## Written request
Lay out the lines from the start of the records through the line containing "data-label-name: Hankintatarve: [320, 510, 456, 535]", inclusive, as a Markdown table with the columns "Row" and "Line". Number each row and leave out any blank lines.

## Dataset content
--

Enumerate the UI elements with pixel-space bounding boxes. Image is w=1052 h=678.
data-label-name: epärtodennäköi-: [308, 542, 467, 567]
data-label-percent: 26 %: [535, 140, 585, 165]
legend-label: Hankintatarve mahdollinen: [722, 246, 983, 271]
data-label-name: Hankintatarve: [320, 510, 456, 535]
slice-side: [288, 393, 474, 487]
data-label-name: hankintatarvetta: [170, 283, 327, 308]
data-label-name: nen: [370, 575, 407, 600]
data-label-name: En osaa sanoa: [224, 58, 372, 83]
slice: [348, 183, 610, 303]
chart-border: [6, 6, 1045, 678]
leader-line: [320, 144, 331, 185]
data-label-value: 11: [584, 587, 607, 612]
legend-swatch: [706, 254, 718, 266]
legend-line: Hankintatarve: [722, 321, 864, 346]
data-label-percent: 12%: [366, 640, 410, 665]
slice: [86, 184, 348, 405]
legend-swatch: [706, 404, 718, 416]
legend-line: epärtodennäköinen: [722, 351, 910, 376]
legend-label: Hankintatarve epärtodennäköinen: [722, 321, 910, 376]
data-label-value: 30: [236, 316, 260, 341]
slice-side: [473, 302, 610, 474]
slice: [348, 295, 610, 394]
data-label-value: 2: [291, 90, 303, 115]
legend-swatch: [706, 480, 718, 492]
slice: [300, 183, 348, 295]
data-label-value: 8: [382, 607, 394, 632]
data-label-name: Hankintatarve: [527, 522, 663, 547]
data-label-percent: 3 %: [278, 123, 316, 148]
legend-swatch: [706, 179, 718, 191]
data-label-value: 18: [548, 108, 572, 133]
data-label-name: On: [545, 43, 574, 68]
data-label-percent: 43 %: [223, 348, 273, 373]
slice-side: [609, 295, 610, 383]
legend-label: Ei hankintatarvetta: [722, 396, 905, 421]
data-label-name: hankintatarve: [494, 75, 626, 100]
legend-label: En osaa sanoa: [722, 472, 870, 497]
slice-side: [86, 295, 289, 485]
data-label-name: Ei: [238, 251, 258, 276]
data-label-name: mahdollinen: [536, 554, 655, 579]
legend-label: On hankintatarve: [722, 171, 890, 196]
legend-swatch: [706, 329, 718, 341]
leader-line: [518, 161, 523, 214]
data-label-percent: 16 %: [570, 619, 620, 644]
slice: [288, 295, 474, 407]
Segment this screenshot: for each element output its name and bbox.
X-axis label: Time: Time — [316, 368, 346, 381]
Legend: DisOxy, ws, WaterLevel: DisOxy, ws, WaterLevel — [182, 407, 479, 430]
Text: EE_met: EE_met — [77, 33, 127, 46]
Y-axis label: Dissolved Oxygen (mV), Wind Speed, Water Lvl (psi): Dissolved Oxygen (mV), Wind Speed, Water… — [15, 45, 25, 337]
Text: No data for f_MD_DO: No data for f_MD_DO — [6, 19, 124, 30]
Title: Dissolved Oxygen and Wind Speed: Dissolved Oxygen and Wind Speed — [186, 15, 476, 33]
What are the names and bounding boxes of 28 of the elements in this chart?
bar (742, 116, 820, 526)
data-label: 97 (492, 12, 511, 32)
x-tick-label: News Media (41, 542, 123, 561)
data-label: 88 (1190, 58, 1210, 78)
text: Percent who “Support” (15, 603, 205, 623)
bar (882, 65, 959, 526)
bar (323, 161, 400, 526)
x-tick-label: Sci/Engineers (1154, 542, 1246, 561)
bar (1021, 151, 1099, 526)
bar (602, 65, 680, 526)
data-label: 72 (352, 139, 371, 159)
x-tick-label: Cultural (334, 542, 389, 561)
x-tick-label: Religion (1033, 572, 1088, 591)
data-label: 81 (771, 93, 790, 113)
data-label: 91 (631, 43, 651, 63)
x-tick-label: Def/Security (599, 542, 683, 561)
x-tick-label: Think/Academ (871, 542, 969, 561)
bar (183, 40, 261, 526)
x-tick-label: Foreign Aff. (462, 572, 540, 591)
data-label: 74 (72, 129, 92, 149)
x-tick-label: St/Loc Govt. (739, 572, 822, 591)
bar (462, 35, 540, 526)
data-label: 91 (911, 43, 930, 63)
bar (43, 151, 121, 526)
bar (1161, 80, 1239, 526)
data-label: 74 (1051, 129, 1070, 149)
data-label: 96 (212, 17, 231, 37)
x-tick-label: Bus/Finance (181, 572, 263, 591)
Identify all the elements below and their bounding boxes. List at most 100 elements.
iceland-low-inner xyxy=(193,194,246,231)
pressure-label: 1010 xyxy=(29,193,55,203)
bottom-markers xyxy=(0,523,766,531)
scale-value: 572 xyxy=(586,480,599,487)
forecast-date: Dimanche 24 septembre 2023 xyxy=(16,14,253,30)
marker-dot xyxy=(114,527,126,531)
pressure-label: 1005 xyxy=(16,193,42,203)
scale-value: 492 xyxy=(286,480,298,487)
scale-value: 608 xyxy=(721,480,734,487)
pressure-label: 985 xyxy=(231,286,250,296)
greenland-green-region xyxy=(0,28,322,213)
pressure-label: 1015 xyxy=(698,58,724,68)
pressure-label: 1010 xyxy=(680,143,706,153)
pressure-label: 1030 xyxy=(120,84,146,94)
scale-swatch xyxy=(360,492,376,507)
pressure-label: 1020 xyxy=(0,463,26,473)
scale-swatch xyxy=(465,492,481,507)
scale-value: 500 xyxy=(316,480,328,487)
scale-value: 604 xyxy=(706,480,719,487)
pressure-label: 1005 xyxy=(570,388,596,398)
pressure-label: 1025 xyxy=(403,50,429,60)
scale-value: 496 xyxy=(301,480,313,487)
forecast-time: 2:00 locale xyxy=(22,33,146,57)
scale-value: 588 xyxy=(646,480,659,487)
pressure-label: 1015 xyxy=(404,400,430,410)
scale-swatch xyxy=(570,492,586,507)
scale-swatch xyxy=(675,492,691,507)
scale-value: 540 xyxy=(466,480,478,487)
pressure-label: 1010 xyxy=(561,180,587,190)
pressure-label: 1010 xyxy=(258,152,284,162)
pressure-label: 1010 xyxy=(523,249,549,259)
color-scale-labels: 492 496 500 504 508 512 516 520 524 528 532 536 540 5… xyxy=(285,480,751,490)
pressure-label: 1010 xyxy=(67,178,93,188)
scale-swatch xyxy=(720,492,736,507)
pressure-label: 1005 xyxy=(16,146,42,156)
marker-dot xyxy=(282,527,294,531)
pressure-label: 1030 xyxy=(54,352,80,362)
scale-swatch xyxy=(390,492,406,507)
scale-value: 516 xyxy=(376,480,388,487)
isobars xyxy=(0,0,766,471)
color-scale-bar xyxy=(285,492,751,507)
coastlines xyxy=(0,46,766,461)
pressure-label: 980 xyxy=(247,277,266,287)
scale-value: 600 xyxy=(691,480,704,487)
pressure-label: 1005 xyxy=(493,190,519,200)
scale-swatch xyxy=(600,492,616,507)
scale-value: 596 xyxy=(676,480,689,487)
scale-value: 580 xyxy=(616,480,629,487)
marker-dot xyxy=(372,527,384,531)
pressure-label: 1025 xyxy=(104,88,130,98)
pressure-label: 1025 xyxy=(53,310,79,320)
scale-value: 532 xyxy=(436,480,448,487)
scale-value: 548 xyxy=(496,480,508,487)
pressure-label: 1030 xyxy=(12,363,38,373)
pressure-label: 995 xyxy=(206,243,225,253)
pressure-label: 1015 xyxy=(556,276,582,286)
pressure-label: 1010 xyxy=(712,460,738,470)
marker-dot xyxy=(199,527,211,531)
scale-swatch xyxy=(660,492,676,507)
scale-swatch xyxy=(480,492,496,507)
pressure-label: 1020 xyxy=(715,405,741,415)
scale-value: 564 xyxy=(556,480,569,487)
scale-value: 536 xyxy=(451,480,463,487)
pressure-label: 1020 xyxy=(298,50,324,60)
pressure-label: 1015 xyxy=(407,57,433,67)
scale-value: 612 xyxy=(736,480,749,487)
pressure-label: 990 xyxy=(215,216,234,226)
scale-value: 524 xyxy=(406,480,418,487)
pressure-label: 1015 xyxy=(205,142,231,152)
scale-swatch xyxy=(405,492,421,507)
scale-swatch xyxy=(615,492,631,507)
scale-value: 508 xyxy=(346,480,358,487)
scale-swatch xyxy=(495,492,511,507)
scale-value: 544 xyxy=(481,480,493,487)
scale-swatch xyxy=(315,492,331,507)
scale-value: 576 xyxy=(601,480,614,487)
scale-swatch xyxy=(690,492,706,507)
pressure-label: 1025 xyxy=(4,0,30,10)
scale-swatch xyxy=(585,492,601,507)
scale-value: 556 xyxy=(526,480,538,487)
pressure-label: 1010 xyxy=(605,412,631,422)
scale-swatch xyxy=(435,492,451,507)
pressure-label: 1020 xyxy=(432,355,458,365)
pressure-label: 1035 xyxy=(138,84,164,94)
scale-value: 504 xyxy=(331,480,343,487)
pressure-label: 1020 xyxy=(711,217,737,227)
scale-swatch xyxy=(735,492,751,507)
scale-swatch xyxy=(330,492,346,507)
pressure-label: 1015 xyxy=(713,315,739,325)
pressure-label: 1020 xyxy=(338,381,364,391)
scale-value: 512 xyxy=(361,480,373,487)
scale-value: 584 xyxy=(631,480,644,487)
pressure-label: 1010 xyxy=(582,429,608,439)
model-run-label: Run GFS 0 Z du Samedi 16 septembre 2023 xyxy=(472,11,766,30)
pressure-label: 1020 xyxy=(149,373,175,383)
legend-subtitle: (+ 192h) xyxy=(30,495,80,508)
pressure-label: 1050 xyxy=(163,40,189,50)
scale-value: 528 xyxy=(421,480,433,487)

--

## Task response
| Row | Line |
|---|---|
| 1 | Enumerate the UI elements with pixel-space bounding boxes. Image is w=1052 h=678. |
| 2 | data-label-name: epärtodennäköi-: [308, 542, 467, 567] |
| 3 | data-label-percent: 26 %: [535, 140, 585, 165] |
| 4 | legend-label: Hankintatarve mahdollinen: [722, 246, 983, 271] |
| 5 | data-label-name: Hankintatarve: [320, 510, 456, 535] |